PROBLEM DESCRIPTION
Output the entries verbatim, including every line.

>>>

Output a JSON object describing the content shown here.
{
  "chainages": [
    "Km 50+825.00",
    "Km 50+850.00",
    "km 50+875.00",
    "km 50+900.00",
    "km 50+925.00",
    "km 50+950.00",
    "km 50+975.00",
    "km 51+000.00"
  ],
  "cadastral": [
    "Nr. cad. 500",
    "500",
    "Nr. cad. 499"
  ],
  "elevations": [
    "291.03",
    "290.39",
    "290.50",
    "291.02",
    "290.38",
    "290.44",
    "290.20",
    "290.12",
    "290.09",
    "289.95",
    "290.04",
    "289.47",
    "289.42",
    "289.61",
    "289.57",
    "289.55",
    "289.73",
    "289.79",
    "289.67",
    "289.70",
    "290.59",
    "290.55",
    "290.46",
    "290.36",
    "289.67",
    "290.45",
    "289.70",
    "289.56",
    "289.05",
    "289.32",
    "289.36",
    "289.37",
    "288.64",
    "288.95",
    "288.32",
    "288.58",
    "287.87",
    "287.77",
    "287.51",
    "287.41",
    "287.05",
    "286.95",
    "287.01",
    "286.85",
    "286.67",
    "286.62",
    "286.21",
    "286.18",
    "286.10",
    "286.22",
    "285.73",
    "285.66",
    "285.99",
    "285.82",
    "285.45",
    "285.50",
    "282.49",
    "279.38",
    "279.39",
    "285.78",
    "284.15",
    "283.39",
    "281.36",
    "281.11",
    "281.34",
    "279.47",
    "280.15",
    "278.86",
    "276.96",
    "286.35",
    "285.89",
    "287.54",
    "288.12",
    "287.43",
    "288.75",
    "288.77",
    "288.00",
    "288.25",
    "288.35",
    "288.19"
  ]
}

<<<

RESPONSE TO THE TASK
Output a JSON object describing the content shown here.
{
  "chainages": [
    "Km 50+825.00",
    "Km 50+850.00",
    "km 50+875.00",
    "km 50+900.00",
    "km 50+925.00",
    "km 50+950.00",
    "km 50+975.00",
    "km 51+000.00"
  ],
  "cadastral": [
    "Nr. cad. 500",
    "500",
    "Nr. cad. 499"
  ],
  "elevations": [
    "291.03",
    "290.39",
    "290.50",
    "291.02",
    "290.38",
    "290.44",
    "290.20",
    "290.12",
    "290.09",
    "289.95",
    "290.04",
    "289.47",
    "289.42",
    "289.61",
    "289.57",
    "289.55",
    "289.73",
    "289.79",
    "289.67",
    "289.70",
    "290.59",
    "290.55",
    "290.46",
    "290.36",
    "289.67",
    "290.45",
    "289.70",
    "289.56",
    "289.05",
    "289.32",
    "289.36",
    "289.37",
    "288.64",
    "288.95",
    "288.32",
    "288.58",
    "287.87",
    "287.77",
    "287.51",
    "287.41",
    "287.05",
    "286.95",
    "287.01",
    "286.85",
    "286.67",
    "286.62",
    "286.21",
    "286.18",
    "286.10",
    "286.22",
    "285.73",
    "285.66",
    "285.99",
    "285.82",
    "285.45",
    "285.50",
    "282.49",
    "279.38",
    "279.39",
    "285.78",
    "284.15",
    "283.39",
    "281.36",
    "281.11",
    "281.34",
    "279.47",
    "280.15",
    "278.86",
    "276.96",
    "286.35",
    "285.89",
    "287.54",
    "288.12",
    "287.43",
    "288.75",
    "288.77",
    "288.00",
    "288.25",
    "288.35",
    "288.19"
  ]
}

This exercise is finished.